What is needed
The data must be written out once more, precisely as given.

(Records from a data collection)
□ □ □ □
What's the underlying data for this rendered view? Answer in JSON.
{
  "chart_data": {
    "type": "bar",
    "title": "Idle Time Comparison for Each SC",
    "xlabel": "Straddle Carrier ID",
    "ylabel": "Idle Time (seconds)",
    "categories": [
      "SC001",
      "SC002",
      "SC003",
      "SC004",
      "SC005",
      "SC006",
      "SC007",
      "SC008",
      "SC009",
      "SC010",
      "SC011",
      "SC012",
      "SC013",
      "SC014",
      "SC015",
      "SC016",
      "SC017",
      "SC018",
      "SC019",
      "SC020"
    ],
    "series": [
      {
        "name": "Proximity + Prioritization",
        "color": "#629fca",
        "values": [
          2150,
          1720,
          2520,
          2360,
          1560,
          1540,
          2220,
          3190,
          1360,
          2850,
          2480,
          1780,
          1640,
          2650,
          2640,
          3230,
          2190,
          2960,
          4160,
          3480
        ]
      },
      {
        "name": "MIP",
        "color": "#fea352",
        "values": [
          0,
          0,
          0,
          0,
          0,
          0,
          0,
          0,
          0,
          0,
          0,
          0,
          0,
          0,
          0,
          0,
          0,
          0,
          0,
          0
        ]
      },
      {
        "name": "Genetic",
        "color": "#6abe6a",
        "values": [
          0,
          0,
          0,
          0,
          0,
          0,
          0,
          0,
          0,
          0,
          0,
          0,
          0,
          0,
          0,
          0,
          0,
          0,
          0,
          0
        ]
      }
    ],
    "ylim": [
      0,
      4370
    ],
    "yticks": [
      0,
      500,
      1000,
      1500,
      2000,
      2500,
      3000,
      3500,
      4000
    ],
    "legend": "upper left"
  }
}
□ □ □ □
Reply to the exercise
What's the underlying data for this rendered view? Answer in JSON.
{
  "chart_data": {
    "type": "bar",
    "title": "Idle Time Comparison for Each SC",
    "xlabel": "Straddle Carrier ID",
    "ylabel": "Idle Time (seconds)",
    "categories": [
      "SC001",
      "SC002",
      "SC003",
      "SC004",
      "SC005",
      "SC006",
      "SC007",
      "SC008",
      "SC009",
      "SC010",
      "SC011",
      "SC012",
      "SC013",
      "SC014",
      "SC015",
      "SC016",
      "SC017",
      "SC018",
      "SC019",
      "SC020"
    ],
    "series": [
      {
        "name": "Proximity + Prioritization",
        "color": "#629fca",
        "values": [
          2150,
          1720,
          2520,
          2360,
          1560,
          1540,
          2220,
          3190,
          1360,
          2850,
          2480,
          1780,
          1640,
          2650,
          2640,
          3230,
          2190,
          2960,
          4160,
          3480
        ]
      },
      {
        "name": "MIP",
        "color": "#fea352",
        "values": [
          0,
          0,
          0,
          0,
          0,
          0,
          0,
          0,
          0,
          0,
          0,
          0,
          0,
          0,
          0,
          0,
          0,
          0,
          0,
          0
        ]
      },
      {
        "name": "Genetic",
        "color": "#6abe6a",
        "values": [
          0,
          0,
          0,
          0,
          0,
          0,
          0,
          0,
          0,
          0,
          0,
          0,
          0,
          0,
          0,
          0,
          0,
          0,
          0,
          0
        ]
      }
    ],
    "ylim": [
      0,
      4370
    ],
    "yticks": [
      0,
      500,
      1000,
      1500,
      2000,
      2500,
      3000,
      3500,
      4000
    ],
    "legend": "upper left"
  }
}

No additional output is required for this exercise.